◆ Written task ◆
Every entry below should be repeated exactly; the pictures should not.

-- START Exercise inputs --

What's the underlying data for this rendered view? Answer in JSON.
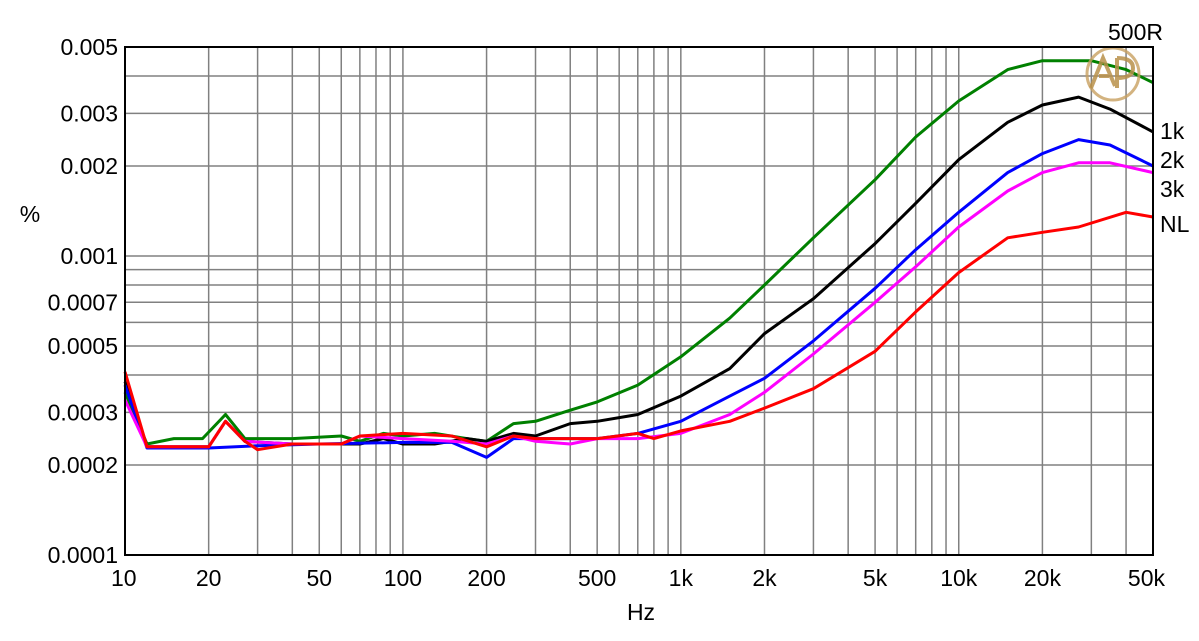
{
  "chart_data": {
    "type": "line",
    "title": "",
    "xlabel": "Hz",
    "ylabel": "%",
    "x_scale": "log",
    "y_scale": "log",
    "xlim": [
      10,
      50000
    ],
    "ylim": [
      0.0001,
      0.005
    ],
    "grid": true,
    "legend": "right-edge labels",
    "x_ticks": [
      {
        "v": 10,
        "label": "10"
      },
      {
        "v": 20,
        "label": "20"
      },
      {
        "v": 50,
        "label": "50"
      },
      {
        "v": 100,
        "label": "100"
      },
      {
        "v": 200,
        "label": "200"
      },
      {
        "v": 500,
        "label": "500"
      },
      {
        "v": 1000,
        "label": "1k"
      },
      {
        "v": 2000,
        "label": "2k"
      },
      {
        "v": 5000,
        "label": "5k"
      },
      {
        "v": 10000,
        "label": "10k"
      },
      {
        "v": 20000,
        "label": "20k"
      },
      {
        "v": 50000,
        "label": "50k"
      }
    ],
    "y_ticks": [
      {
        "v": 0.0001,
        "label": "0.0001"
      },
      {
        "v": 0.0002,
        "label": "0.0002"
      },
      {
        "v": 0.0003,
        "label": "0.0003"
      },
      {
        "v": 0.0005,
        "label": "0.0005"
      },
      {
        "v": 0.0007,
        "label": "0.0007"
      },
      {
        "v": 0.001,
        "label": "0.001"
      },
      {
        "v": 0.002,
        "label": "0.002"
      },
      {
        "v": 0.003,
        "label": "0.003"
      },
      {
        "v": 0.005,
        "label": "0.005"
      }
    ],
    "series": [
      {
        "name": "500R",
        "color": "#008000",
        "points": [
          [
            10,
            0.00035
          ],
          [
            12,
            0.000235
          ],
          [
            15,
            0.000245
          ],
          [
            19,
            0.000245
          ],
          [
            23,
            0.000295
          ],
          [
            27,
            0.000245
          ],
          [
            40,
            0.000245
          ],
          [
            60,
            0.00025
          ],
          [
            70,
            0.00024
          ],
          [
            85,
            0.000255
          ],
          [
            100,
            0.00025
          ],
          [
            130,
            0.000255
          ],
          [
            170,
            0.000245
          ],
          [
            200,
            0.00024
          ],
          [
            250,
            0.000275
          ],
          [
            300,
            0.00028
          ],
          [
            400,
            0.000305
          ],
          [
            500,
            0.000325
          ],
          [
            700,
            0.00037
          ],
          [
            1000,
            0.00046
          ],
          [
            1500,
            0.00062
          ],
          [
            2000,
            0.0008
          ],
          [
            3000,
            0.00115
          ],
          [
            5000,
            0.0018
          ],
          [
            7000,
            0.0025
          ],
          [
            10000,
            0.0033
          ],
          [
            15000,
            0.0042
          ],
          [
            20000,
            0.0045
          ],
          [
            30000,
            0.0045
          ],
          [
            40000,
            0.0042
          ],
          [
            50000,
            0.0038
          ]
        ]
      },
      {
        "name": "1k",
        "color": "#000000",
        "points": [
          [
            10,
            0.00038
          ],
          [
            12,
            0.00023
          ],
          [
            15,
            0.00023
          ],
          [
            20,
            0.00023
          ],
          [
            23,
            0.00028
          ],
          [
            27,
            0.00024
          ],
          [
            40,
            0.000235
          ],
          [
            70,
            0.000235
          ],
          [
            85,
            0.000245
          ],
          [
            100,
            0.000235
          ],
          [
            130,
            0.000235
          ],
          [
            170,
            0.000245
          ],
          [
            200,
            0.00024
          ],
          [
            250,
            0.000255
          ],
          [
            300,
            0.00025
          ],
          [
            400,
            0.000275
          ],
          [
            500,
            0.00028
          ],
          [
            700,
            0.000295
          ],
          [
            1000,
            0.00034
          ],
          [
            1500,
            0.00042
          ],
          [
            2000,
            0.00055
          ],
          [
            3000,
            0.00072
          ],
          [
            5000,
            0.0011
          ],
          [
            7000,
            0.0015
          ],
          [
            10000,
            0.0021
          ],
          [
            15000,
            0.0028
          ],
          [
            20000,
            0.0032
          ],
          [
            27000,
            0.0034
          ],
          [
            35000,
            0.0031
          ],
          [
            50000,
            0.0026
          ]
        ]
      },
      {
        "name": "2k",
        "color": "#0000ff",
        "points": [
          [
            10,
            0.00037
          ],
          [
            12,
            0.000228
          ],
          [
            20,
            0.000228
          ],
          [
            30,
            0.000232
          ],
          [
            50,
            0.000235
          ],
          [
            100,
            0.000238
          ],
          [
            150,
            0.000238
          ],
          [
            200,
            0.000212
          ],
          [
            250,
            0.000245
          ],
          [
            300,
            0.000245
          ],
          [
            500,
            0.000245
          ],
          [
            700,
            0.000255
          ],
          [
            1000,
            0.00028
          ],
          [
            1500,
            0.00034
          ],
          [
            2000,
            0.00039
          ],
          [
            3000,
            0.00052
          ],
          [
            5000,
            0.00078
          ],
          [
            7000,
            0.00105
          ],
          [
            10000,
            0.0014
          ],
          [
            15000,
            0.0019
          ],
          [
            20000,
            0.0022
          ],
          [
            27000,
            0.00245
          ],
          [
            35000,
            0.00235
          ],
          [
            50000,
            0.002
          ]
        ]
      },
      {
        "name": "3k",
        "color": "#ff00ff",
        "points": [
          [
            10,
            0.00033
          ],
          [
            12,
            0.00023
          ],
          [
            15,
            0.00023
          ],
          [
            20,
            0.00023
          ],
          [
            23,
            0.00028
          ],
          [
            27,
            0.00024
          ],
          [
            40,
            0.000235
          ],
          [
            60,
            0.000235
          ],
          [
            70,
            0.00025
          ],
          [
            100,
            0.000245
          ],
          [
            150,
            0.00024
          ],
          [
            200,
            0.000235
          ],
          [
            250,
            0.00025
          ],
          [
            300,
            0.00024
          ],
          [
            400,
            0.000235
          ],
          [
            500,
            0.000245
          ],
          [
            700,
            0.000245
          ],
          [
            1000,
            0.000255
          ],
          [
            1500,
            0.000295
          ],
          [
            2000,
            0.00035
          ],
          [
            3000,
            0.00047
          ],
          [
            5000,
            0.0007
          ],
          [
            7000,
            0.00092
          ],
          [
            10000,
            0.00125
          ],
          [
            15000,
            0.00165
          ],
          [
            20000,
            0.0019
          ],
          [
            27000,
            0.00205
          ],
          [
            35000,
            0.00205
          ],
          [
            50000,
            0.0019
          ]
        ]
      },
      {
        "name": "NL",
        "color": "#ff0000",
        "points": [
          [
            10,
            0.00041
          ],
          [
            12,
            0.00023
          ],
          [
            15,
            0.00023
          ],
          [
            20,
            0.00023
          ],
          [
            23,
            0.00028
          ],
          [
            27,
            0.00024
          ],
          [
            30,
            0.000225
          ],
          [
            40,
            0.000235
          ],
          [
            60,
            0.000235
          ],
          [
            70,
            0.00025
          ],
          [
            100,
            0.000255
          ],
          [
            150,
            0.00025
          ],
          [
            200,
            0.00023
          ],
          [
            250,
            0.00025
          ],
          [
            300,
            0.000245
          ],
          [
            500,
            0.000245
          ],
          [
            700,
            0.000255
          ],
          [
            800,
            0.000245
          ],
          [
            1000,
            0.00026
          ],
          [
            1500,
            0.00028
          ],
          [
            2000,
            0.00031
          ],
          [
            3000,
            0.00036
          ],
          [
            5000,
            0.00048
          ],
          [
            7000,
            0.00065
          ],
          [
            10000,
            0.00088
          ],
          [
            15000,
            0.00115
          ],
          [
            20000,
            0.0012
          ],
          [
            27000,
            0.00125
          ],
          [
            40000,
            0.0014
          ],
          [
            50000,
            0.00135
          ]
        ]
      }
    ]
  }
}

-- END Exercise inputs --

◆ Written solution ◆
What's the underlying data for this rendered view? Answer in JSON.
{
  "chart_data": {
    "type": "line",
    "title": "",
    "xlabel": "Hz",
    "ylabel": "%",
    "x_scale": "log",
    "y_scale": "log",
    "xlim": [
      10,
      50000
    ],
    "ylim": [
      0.0001,
      0.005
    ],
    "grid": true,
    "legend": "right-edge labels",
    "x_ticks": [
      {
        "v": 10,
        "label": "10"
      },
      {
        "v": 20,
        "label": "20"
      },
      {
        "v": 50,
        "label": "50"
      },
      {
        "v": 100,
        "label": "100"
      },
      {
        "v": 200,
        "label": "200"
      },
      {
        "v": 500,
        "label": "500"
      },
      {
        "v": 1000,
        "label": "1k"
      },
      {
        "v": 2000,
        "label": "2k"
      },
      {
        "v": 5000,
        "label": "5k"
      },
      {
        "v": 10000,
        "label": "10k"
      },
      {
        "v": 20000,
        "label": "20k"
      },
      {
        "v": 50000,
        "label": "50k"
      }
    ],
    "y_ticks": [
      {
        "v": 0.0001,
        "label": "0.0001"
      },
      {
        "v": 0.0002,
        "label": "0.0002"
      },
      {
        "v": 0.0003,
        "label": "0.0003"
      },
      {
        "v": 0.0005,
        "label": "0.0005"
      },
      {
        "v": 0.0007,
        "label": "0.0007"
      },
      {
        "v": 0.001,
        "label": "0.001"
      },
      {
        "v": 0.002,
        "label": "0.002"
      },
      {
        "v": 0.003,
        "label": "0.003"
      },
      {
        "v": 0.005,
        "label": "0.005"
      }
    ],
    "series": [
      {
        "name": "500R",
        "color": "#008000",
        "points": [
          [
            10,
            0.00035
          ],
          [
            12,
            0.000235
          ],
          [
            15,
            0.000245
          ],
          [
            19,
            0.000245
          ],
          [
            23,
            0.000295
          ],
          [
            27,
            0.000245
          ],
          [
            40,
            0.000245
          ],
          [
            60,
            0.00025
          ],
          [
            70,
            0.00024
          ],
          [
            85,
            0.000255
          ],
          [
            100,
            0.00025
          ],
          [
            130,
            0.000255
          ],
          [
            170,
            0.000245
          ],
          [
            200,
            0.00024
          ],
          [
            250,
            0.000275
          ],
          [
            300,
            0.00028
          ],
          [
            400,
            0.000305
          ],
          [
            500,
            0.000325
          ],
          [
            700,
            0.00037
          ],
          [
            1000,
            0.00046
          ],
          [
            1500,
            0.00062
          ],
          [
            2000,
            0.0008
          ],
          [
            3000,
            0.00115
          ],
          [
            5000,
            0.0018
          ],
          [
            7000,
            0.0025
          ],
          [
            10000,
            0.0033
          ],
          [
            15000,
            0.0042
          ],
          [
            20000,
            0.0045
          ],
          [
            30000,
            0.0045
          ],
          [
            40000,
            0.0042
          ],
          [
            50000,
            0.0038
          ]
        ]
      },
      {
        "name": "1k",
        "color": "#000000",
        "points": [
          [
            10,
            0.00038
          ],
          [
            12,
            0.00023
          ],
          [
            15,
            0.00023
          ],
          [
            20,
            0.00023
          ],
          [
            23,
            0.00028
          ],
          [
            27,
            0.00024
          ],
          [
            40,
            0.000235
          ],
          [
            70,
            0.000235
          ],
          [
            85,
            0.000245
          ],
          [
            100,
            0.000235
          ],
          [
            130,
            0.000235
          ],
          [
            170,
            0.000245
          ],
          [
            200,
            0.00024
          ],
          [
            250,
            0.000255
          ],
          [
            300,
            0.00025
          ],
          [
            400,
            0.000275
          ],
          [
            500,
            0.00028
          ],
          [
            700,
            0.000295
          ],
          [
            1000,
            0.00034
          ],
          [
            1500,
            0.00042
          ],
          [
            2000,
            0.00055
          ],
          [
            3000,
            0.00072
          ],
          [
            5000,
            0.0011
          ],
          [
            7000,
            0.0015
          ],
          [
            10000,
            0.0021
          ],
          [
            15000,
            0.0028
          ],
          [
            20000,
            0.0032
          ],
          [
            27000,
            0.0034
          ],
          [
            35000,
            0.0031
          ],
          [
            50000,
            0.0026
          ]
        ]
      },
      {
        "name": "2k",
        "color": "#0000ff",
        "points": [
          [
            10,
            0.00037
          ],
          [
            12,
            0.000228
          ],
          [
            20,
            0.000228
          ],
          [
            30,
            0.000232
          ],
          [
            50,
            0.000235
          ],
          [
            100,
            0.000238
          ],
          [
            150,
            0.000238
          ],
          [
            200,
            0.000212
          ],
          [
            250,
            0.000245
          ],
          [
            300,
            0.000245
          ],
          [
            500,
            0.000245
          ],
          [
            700,
            0.000255
          ],
          [
            1000,
            0.00028
          ],
          [
            1500,
            0.00034
          ],
          [
            2000,
            0.00039
          ],
          [
            3000,
            0.00052
          ],
          [
            5000,
            0.00078
          ],
          [
            7000,
            0.00105
          ],
          [
            10000,
            0.0014
          ],
          [
            15000,
            0.0019
          ],
          [
            20000,
            0.0022
          ],
          [
            27000,
            0.00245
          ],
          [
            35000,
            0.00235
          ],
          [
            50000,
            0.002
          ]
        ]
      },
      {
        "name": "3k",
        "color": "#ff00ff",
        "points": [
          [
            10,
            0.00033
          ],
          [
            12,
            0.00023
          ],
          [
            15,
            0.00023
          ],
          [
            20,
            0.00023
          ],
          [
            23,
            0.00028
          ],
          [
            27,
            0.00024
          ],
          [
            40,
            0.000235
          ],
          [
            60,
            0.000235
          ],
          [
            70,
            0.00025
          ],
          [
            100,
            0.000245
          ],
          [
            150,
            0.00024
          ],
          [
            200,
            0.000235
          ],
          [
            250,
            0.00025
          ],
          [
            300,
            0.00024
          ],
          [
            400,
            0.000235
          ],
          [
            500,
            0.000245
          ],
          [
            700,
            0.000245
          ],
          [
            1000,
            0.000255
          ],
          [
            1500,
            0.000295
          ],
          [
            2000,
            0.00035
          ],
          [
            3000,
            0.00047
          ],
          [
            5000,
            0.0007
          ],
          [
            7000,
            0.00092
          ],
          [
            10000,
            0.00125
          ],
          [
            15000,
            0.00165
          ],
          [
            20000,
            0.0019
          ],
          [
            27000,
            0.00205
          ],
          [
            35000,
            0.00205
          ],
          [
            50000,
            0.0019
          ]
        ]
      },
      {
        "name": "NL",
        "color": "#ff0000",
        "points": [
          [
            10,
            0.00041
          ],
          [
            12,
            0.00023
          ],
          [
            15,
            0.00023
          ],
          [
            20,
            0.00023
          ],
          [
            23,
            0.00028
          ],
          [
            27,
            0.00024
          ],
          [
            30,
            0.000225
          ],
          [
            40,
            0.000235
          ],
          [
            60,
            0.000235
          ],
          [
            70,
            0.00025
          ],
          [
            100,
            0.000255
          ],
          [
            150,
            0.00025
          ],
          [
            200,
            0.00023
          ],
          [
            250,
            0.00025
          ],
          [
            300,
            0.000245
          ],
          [
            500,
            0.000245
          ],
          [
            700,
            0.000255
          ],
          [
            800,
            0.000245
          ],
          [
            1000,
            0.00026
          ],
          [
            1500,
            0.00028
          ],
          [
            2000,
            0.00031
          ],
          [
            3000,
            0.00036
          ],
          [
            5000,
            0.00048
          ],
          [
            7000,
            0.00065
          ],
          [
            10000,
            0.00088
          ],
          [
            15000,
            0.00115
          ],
          [
            20000,
            0.0012
          ],
          [
            27000,
            0.00125
          ],
          [
            40000,
            0.0014
          ],
          [
            50000,
            0.00135
          ]
        ]
      }
    ]
  }
}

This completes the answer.